Task instructions. Give the number of lines that include the word "交货期限等", nothing more.
**** Entries supplied ****
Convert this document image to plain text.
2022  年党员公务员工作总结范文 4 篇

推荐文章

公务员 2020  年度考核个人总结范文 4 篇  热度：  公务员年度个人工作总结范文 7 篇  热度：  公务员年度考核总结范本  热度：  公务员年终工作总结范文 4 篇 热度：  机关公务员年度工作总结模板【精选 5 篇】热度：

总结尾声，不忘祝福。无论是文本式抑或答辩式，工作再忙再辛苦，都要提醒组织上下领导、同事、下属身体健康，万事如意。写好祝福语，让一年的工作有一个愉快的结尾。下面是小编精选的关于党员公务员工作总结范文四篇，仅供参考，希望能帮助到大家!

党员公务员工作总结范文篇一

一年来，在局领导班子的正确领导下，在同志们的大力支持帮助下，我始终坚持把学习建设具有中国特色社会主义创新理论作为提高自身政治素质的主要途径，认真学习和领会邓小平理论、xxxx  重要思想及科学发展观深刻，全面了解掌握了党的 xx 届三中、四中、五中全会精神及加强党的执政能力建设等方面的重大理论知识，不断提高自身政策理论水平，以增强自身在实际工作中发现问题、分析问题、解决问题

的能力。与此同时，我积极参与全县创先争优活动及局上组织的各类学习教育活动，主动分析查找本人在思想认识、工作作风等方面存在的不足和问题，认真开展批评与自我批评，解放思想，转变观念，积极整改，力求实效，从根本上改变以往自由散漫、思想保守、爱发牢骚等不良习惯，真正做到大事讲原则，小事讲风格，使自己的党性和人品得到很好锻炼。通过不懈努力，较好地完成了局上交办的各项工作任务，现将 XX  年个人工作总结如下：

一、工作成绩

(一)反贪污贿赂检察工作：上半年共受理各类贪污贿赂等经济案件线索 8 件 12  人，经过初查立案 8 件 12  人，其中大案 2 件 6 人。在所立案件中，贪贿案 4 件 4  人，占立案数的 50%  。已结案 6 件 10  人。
****
**** Entries supplied ****
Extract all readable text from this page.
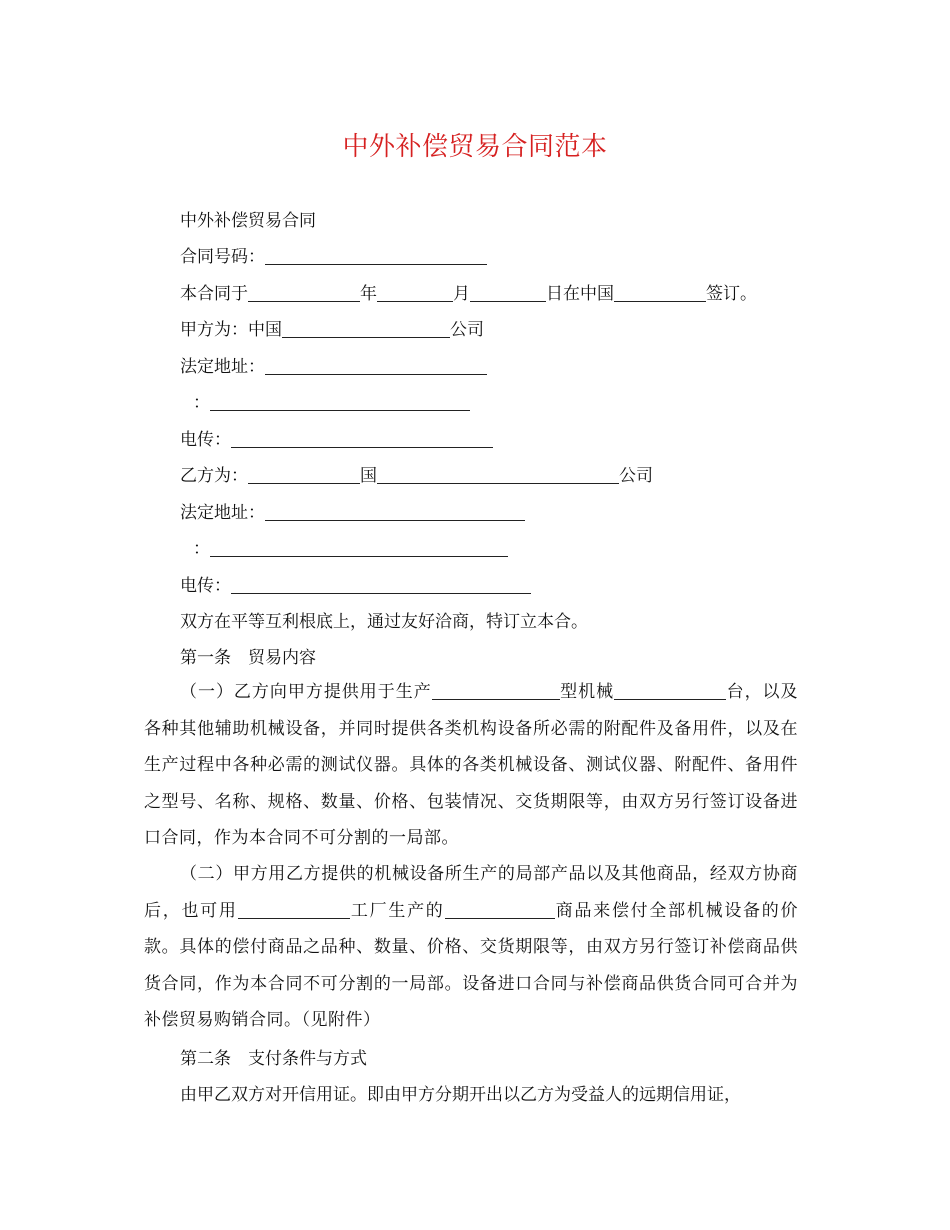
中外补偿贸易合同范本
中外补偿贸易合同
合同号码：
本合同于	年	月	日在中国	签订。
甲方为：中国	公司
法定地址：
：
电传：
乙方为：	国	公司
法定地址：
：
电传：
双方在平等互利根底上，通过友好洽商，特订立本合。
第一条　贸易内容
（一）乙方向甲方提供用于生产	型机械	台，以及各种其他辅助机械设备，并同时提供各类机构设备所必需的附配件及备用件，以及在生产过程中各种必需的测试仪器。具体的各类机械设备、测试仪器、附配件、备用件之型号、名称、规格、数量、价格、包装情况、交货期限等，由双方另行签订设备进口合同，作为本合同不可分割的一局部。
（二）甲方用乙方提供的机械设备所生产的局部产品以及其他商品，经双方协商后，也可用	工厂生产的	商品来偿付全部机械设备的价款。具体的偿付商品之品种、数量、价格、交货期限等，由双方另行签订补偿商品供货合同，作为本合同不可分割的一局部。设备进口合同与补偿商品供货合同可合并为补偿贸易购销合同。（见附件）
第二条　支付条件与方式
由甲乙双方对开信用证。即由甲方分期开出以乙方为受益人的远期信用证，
****
Correct answer. 2